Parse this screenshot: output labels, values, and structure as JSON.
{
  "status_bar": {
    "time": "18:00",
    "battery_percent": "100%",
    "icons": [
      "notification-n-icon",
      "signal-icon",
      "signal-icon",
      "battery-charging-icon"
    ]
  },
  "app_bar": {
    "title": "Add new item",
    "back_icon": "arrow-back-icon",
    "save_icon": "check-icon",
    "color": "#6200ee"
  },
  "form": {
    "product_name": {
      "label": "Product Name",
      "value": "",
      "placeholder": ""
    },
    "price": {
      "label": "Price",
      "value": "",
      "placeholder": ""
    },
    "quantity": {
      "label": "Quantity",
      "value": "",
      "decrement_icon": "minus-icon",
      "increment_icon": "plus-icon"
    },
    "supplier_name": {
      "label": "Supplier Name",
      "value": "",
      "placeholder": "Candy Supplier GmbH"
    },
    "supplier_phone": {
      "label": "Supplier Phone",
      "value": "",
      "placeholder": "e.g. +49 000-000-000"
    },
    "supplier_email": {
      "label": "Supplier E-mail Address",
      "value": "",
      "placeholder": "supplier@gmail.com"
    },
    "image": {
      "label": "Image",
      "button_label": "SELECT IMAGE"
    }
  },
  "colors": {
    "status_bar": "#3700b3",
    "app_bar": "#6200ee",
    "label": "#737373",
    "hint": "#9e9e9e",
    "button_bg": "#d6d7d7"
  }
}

> _Your instructions_
Please repeat the listing above in full and exactly.

> _Answer to the exercise_
Parse this screenshot: output labels, values, and structure as JSON.
{
  "status_bar": {
    "time": "18:00",
    "battery_percent": "100%",
    "icons": [
      "notification-n-icon",
      "signal-icon",
      "signal-icon",
      "battery-charging-icon"
    ]
  },
  "app_bar": {
    "title": "Add new item",
    "back_icon": "arrow-back-icon",
    "save_icon": "check-icon",
    "color": "#6200ee"
  },
  "form": {
    "product_name": {
      "label": "Product Name",
      "value": "",
      "placeholder": ""
    },
    "price": {
      "label": "Price",
      "value": "",
      "placeholder": ""
    },
    "quantity": {
      "label": "Quantity",
      "value": "",
      "decrement_icon": "minus-icon",
      "increment_icon": "plus-icon"
    },
    "supplier_name": {
      "label": "Supplier Name",
      "value": "",
      "placeholder": "Candy Supplier GmbH"
    },
    "supplier_phone": {
      "label": "Supplier Phone",
      "value": "",
      "placeholder": "e.g. +49 000-000-000"
    },
    "supplier_email": {
      "label": "Supplier E-mail Address",
      "value": "",
      "placeholder": "supplier@gmail.com"
    },
    "image": {
      "label": "Image",
      "button_label": "SELECT IMAGE"
    }
  },
  "colors": {
    "status_bar": "#3700b3",
    "app_bar": "#6200ee",
    "label": "#737373",
    "hint": "#9e9e9e",
    "button_bg": "#d6d7d7"
  }
}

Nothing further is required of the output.